____ SOURCE MATERIAL
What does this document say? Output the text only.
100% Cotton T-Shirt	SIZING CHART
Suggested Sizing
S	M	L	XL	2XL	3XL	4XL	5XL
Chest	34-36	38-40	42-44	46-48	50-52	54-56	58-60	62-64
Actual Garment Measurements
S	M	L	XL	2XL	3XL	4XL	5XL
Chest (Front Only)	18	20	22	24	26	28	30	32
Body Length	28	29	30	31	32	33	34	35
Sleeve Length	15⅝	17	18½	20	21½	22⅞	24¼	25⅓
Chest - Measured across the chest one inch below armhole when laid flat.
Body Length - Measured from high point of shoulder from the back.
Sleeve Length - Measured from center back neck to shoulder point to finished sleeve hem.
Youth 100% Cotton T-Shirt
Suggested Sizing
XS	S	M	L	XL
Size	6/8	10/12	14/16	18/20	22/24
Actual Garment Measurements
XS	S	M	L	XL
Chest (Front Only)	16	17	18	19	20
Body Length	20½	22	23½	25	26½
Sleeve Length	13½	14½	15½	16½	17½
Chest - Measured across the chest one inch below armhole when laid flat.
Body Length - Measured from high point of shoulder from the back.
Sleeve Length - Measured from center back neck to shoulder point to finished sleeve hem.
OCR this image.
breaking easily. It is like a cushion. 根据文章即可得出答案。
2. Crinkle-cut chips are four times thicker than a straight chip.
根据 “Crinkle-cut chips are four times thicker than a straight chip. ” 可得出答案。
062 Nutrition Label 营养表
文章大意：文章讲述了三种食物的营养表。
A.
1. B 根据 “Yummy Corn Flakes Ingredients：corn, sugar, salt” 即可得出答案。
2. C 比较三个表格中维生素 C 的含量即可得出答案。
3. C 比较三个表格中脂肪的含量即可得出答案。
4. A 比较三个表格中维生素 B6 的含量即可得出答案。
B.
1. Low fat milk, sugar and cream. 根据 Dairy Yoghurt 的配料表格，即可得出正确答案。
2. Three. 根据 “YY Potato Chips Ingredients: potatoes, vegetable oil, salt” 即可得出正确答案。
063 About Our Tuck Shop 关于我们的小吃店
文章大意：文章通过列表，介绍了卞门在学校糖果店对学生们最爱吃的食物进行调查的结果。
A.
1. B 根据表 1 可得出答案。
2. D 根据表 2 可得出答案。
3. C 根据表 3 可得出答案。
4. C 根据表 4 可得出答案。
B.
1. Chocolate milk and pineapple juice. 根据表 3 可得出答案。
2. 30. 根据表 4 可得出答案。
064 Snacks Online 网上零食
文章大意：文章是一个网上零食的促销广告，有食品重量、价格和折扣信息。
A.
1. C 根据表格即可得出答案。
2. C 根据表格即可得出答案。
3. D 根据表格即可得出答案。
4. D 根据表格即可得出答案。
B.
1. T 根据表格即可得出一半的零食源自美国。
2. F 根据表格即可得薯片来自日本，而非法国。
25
________
EXERCISE INSTRUCTIONS: Exactly reproduce every record.

ANSWER FOR THIS EXERCISE:
What does this document say? Output the text only.
100% Cotton T-Shirt	SIZING CHART
Suggested Sizing
S	M	L	XL	2XL	3XL	4XL	5XL
Chest	34-36	38-40	42-44	46-48	50-52	54-56	58-60	62-64
Actual Garment Measurements
S	M	L	XL	2XL	3XL	4XL	5XL
Chest (Front Only)	18	20	22	24	26	28	30	32
Body Length	28	29	30	31	32	33	34	35
Sleeve Length	15⅝	17	18½	20	21½	22⅞	24¼	25⅓
Chest - Measured across the chest one inch below armhole when laid flat.
Body Length - Measured from high point of shoulder from the back.
Sleeve Length - Measured from center back neck to shoulder point to finished sleeve hem.
Youth 100% Cotton T-Shirt
Suggested Sizing
XS	S	M	L	XL
Size	6/8	10/12	14/16	18/20	22/24
Actual Garment Measurements
XS	S	M	L	XL
Chest (Front Only)	16	17	18	19	20
Body Length	20½	22	23½	25	26½
Sleeve Length	13½	14½	15½	16½	17½
Chest - Measured across the chest one inch below armhole when laid flat.
Body Length - Measured from high point of shoulder from the back.
Sleeve Length - Measured from center back neck to shoulder point to finished sleeve hem.
OCR this image.
breaking easily. It is like a cushion. 根据文章即可得出答案。
2. Crinkle-cut chips are four times thicker than a straight chip.
根据 “Crinkle-cut chips are four times thicker than a straight chip. ” 可得出答案。
062 Nutrition Label 营养表
文章大意：文章讲述了三种食物的营养表。
A.
1. B 根据 “Yummy Corn Flakes Ingredients：corn, sugar, salt” 即可得出答案。
2. C 比较三个表格中维生素 C 的含量即可得出答案。
3. C 比较三个表格中脂肪的含量即可得出答案。
4. A 比较三个表格中维生素 B6 的含量即可得出答案。
B.
1. Low fat milk, sugar and cream. 根据 Dairy Yoghurt 的配料表格，即可得出正确答案。
2. Three. 根据 “YY Potato Chips Ingredients: potatoes, vegetable oil, salt” 即可得出正确答案。
063 About Our Tuck Shop 关于我们的小吃店
文章大意：文章通过列表，介绍了卞门在学校糖果店对学生们最爱吃的食物进行调查的结果。
A.
1. B 根据表 1 可得出答案。
2. D 根据表 2 可得出答案。
3. C 根据表 3 可得出答案。
4. C 根据表 4 可得出答案。
B.
1. Chocolate milk and pineapple juice. 根据表 3 可得出答案。
2. 30. 根据表 4 可得出答案。
064 Snacks Online 网上零食
文章大意：文章是一个网上零食的促销广告，有食品重量、价格和折扣信息。
A.
1. C 根据表格即可得出答案。
2. C 根据表格即可得出答案。
3. D 根据表格即可得出答案。
4. D 根据表格即可得出答案。
B.
1. T 根据表格即可得出一半的零食源自美国。
2. F 根据表格即可得薯片来自日本，而非法国。
25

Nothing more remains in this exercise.